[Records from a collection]
•••••

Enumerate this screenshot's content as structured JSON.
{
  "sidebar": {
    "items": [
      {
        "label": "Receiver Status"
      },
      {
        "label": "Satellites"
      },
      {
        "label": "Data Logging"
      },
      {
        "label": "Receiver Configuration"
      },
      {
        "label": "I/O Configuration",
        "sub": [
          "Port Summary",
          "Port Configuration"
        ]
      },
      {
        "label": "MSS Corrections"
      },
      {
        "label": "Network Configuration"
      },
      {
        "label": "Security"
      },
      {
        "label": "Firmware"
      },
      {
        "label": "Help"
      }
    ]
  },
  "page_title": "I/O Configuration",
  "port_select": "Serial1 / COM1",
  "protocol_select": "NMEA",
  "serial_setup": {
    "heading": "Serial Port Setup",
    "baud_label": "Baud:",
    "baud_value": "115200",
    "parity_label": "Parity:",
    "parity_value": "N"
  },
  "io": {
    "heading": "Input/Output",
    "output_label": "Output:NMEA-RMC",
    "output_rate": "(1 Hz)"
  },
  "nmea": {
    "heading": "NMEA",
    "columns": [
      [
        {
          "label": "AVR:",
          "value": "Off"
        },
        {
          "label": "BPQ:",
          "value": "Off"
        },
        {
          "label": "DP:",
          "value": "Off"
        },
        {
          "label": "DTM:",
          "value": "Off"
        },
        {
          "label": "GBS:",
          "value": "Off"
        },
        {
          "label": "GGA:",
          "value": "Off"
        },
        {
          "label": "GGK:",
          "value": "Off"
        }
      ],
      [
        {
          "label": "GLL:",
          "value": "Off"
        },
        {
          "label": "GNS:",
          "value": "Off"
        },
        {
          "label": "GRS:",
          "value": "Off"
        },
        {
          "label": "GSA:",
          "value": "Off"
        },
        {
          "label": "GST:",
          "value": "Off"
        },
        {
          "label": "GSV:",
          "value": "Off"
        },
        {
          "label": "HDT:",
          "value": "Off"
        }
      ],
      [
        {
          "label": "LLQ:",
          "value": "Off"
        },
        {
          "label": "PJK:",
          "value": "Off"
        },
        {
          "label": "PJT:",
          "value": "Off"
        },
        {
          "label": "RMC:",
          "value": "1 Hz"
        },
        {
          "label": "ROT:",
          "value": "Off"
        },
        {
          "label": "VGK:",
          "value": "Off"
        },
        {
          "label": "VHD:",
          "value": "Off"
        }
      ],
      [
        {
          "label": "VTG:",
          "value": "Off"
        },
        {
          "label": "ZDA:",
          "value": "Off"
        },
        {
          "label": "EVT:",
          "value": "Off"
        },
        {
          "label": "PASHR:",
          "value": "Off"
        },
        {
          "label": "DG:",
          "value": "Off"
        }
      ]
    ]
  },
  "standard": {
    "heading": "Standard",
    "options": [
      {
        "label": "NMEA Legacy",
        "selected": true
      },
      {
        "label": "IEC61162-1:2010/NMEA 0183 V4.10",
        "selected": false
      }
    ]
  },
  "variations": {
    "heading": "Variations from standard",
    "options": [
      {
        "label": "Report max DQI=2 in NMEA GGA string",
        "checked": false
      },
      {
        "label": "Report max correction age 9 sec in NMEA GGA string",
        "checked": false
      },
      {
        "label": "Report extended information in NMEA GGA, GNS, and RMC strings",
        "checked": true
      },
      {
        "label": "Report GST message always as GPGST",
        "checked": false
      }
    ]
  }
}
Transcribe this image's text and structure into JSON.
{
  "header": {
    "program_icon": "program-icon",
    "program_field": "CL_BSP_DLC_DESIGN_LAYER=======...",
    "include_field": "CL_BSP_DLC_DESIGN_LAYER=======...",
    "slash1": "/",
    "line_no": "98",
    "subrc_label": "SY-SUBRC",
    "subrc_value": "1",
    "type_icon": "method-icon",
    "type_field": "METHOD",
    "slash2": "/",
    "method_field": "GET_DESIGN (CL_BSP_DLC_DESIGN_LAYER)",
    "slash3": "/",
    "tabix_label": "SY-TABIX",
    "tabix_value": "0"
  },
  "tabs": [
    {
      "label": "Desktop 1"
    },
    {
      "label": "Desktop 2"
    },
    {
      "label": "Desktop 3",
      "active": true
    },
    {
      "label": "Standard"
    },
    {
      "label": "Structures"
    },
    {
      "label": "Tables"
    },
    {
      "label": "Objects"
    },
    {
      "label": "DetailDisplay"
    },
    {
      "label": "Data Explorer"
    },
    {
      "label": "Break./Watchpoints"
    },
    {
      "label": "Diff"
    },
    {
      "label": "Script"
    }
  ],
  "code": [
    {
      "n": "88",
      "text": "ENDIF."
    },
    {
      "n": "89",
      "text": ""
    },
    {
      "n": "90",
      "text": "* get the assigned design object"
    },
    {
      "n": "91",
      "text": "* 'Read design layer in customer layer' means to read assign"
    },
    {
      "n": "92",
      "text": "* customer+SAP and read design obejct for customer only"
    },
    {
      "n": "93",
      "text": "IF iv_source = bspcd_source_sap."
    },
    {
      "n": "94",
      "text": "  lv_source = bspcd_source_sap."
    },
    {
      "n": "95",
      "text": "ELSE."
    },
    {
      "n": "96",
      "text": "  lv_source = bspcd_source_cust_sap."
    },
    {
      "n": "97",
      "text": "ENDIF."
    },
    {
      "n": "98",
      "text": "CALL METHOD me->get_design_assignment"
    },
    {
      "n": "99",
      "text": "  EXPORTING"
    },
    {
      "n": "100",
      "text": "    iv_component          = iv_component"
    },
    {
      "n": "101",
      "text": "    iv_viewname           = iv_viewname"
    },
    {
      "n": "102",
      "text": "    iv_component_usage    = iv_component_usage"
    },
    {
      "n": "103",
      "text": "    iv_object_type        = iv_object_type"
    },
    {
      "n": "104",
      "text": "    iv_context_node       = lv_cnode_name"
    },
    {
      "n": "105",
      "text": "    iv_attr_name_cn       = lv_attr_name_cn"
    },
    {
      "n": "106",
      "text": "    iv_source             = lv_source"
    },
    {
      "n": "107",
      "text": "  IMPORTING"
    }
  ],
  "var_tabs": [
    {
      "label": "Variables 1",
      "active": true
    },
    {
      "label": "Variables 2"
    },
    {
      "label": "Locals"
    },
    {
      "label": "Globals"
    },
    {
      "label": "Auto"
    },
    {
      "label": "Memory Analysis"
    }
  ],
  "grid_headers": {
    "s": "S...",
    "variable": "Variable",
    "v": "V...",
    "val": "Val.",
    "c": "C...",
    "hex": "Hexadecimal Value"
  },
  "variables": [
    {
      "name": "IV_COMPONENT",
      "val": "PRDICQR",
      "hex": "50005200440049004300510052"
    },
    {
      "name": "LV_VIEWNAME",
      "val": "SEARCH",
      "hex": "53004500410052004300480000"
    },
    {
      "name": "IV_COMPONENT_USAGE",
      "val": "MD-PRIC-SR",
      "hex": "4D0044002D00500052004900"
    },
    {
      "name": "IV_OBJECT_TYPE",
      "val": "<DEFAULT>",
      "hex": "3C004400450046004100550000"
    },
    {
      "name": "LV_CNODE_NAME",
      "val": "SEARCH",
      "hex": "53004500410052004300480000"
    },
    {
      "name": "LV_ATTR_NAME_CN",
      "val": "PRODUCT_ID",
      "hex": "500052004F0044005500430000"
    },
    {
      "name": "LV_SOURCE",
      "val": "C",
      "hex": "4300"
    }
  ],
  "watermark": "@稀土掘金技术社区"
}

•••••

— THE REQUEST —
Transcribe the data. Leave every line exactly as it is.

— SOLUTION FOR THIS TASK —
Enumerate this screenshot's content as structured JSON.
{
  "sidebar": {
    "items": [
      {
        "label": "Receiver Status"
      },
      {
        "label": "Satellites"
      },
      {
        "label": "Data Logging"
      },
      {
        "label": "Receiver Configuration"
      },
      {
        "label": "I/O Configuration",
        "sub": [
          "Port Summary",
          "Port Configuration"
        ]
      },
      {
        "label": "MSS Corrections"
      },
      {
        "label": "Network Configuration"
      },
      {
        "label": "Security"
      },
      {
        "label": "Firmware"
      },
      {
        "label": "Help"
      }
    ]
  },
  "page_title": "I/O Configuration",
  "port_select": "Serial1 / COM1",
  "protocol_select": "NMEA",
  "serial_setup": {
    "heading": "Serial Port Setup",
    "baud_label": "Baud:",
    "baud_value": "115200",
    "parity_label": "Parity:",
    "parity_value": "N"
  },
  "io": {
    "heading": "Input/Output",
    "output_label": "Output:NMEA-RMC",
    "output_rate": "(1 Hz)"
  },
  "nmea": {
    "heading": "NMEA",
    "columns": [
      [
        {
          "label": "AVR:",
          "value": "Off"
        },
        {
          "label": "BPQ:",
          "value": "Off"
        },
        {
          "label": "DP:",
          "value": "Off"
        },
        {
          "label": "DTM:",
          "value": "Off"
        },
        {
          "label": "GBS:",
          "value": "Off"
        },
        {
          "label": "GGA:",
          "value": "Off"
        },
        {
          "label": "GGK:",
          "value": "Off"
        }
      ],
      [
        {
          "label": "GLL:",
          "value": "Off"
        },
        {
          "label": "GNS:",
          "value": "Off"
        },
        {
          "label": "GRS:",
          "value": "Off"
        },
        {
          "label": "GSA:",
          "value": "Off"
        },
        {
          "label": "GST:",
          "value": "Off"
        },
        {
          "label": "GSV:",
          "value": "Off"
        },
        {
          "label": "HDT:",
          "value": "Off"
        }
      ],
      [
        {
          "label": "LLQ:",
          "value": "Off"
        },
        {
          "label": "PJK:",
          "value": "Off"
        },
        {
          "label": "PJT:",
          "value": "Off"
        },
        {
          "label": "RMC:",
          "value": "1 Hz"
        },
        {
          "label": "ROT:",
          "value": "Off"
        },
        {
          "label": "VGK:",
          "value": "Off"
        },
        {
          "label": "VHD:",
          "value": "Off"
        }
      ],
      [
        {
          "label": "VTG:",
          "value": "Off"
        },
        {
          "label": "ZDA:",
          "value": "Off"
        },
        {
          "label": "EVT:",
          "value": "Off"
        },
        {
          "label": "PASHR:",
          "value": "Off"
        },
        {
          "label": "DG:",
          "value": "Off"
        }
      ]
    ]
  },
  "standard": {
    "heading": "Standard",
    "options": [
      {
        "label": "NMEA Legacy",
        "selected": true
      },
      {
        "label": "IEC61162-1:2010/NMEA 0183 V4.10",
        "selected": false
      }
    ]
  },
  "variations": {
    "heading": "Variations from standard",
    "options": [
      {
        "label": "Report max DQI=2 in NMEA GGA string",
        "checked": false
      },
      {
        "label": "Report max correction age 9 sec in NMEA GGA string",
        "checked": false
      },
      {
        "label": "Report extended information in NMEA GGA, GNS, and RMC strings",
        "checked": true
      },
      {
        "label": "Report GST message always as GPGST",
        "checked": false
      }
    ]
  }
}
Transcribe this image's text and structure into JSON.
{
  "header": {
    "program_icon": "program-icon",
    "program_field": "CL_BSP_DLC_DESIGN_LAYER=======...",
    "include_field": "CL_BSP_DLC_DESIGN_LAYER=======...",
    "slash1": "/",
    "line_no": "98",
    "subrc_label": "SY-SUBRC",
    "subrc_value": "1",
    "type_icon": "method-icon",
    "type_field": "METHOD",
    "slash2": "/",
    "method_field": "GET_DESIGN (CL_BSP_DLC_DESIGN_LAYER)",
    "slash3": "/",
    "tabix_label": "SY-TABIX",
    "tabix_value": "0"
  },
  "tabs": [
    {
      "label": "Desktop 1"
    },
    {
      "label": "Desktop 2"
    },
    {
      "label": "Desktop 3",
      "active": true
    },
    {
      "label": "Standard"
    },
    {
      "label": "Structures"
    },
    {
      "label": "Tables"
    },
    {
      "label": "Objects"
    },
    {
      "label": "DetailDisplay"
    },
    {
      "label": "Data Explorer"
    },
    {
      "label": "Break./Watchpoints"
    },
    {
      "label": "Diff"
    },
    {
      "label": "Script"
    }
  ],
  "code": [
    {
      "n": "88",
      "text": "ENDIF."
    },
    {
      "n": "89",
      "text": ""
    },
    {
      "n": "90",
      "text": "* get the assigned design object"
    },
    {
      "n": "91",
      "text": "* 'Read design layer in customer layer' means to read assign"
    },
    {
      "n": "92",
      "text": "* customer+SAP and read design obejct for customer only"
    },
    {
      "n": "93",
      "text": "IF iv_source = bspcd_source_sap."
    },
    {
      "n": "94",
      "text": "  lv_source = bspcd_source_sap."
    },
    {
      "n": "95",
      "text": "ELSE."
    },
    {
      "n": "96",
      "text": "  lv_source = bspcd_source_cust_sap."
    },
    {
      "n": "97",
      "text": "ENDIF."
    },
    {
      "n": "98",
      "text": "CALL METHOD me->get_design_assignment"
    },
    {
      "n": "99",
      "text": "  EXPORTING"
    },
    {
      "n": "100",
      "text": "    iv_component          = iv_component"
    },
    {
      "n": "101",
      "text": "    iv_viewname           = iv_viewname"
    },
    {
      "n": "102",
      "text": "    iv_component_usage    = iv_component_usage"
    },
    {
      "n": "103",
      "text": "    iv_object_type        = iv_object_type"
    },
    {
      "n": "104",
      "text": "    iv_context_node       = lv_cnode_name"
    },
    {
      "n": "105",
      "text": "    iv_attr_name_cn       = lv_attr_name_cn"
    },
    {
      "n": "106",
      "text": "    iv_source             = lv_source"
    },
    {
      "n": "107",
      "text": "  IMPORTING"
    }
  ],
  "var_tabs": [
    {
      "label": "Variables 1",
      "active": true
    },
    {
      "label": "Variables 2"
    },
    {
      "label": "Locals"
    },
    {
      "label": "Globals"
    },
    {
      "label": "Auto"
    },
    {
      "label": "Memory Analysis"
    }
  ],
  "grid_headers": {
    "s": "S...",
    "variable": "Variable",
    "v": "V...",
    "val": "Val.",
    "c": "C...",
    "hex": "Hexadecimal Value"
  },
  "variables": [
    {
      "name": "IV_COMPONENT",
      "val": "PRDICQR",
      "hex": "50005200440049004300510052"
    },
    {
      "name": "LV_VIEWNAME",
      "val": "SEARCH",
      "hex": "53004500410052004300480000"
    },
    {
      "name": "IV_COMPONENT_USAGE",
      "val": "MD-PRIC-SR",
      "hex": "4D0044002D00500052004900"
    },
    {
      "name": "IV_OBJECT_TYPE",
      "val": "<DEFAULT>",
      "hex": "3C004400450046004100550000"
    },
    {
      "name": "LV_CNODE_NAME",
      "val": "SEARCH",
      "hex": "53004500410052004300480000"
    },
    {
      "name": "LV_ATTR_NAME_CN",
      "val": "PRODUCT_ID",
      "hex": "500052004F0044005500430000"
    },
    {
      "name": "LV_SOURCE",
      "val": "C",
      "hex": "4300"
    }
  ],
  "watermark": "@稀土掘金技术社区"
}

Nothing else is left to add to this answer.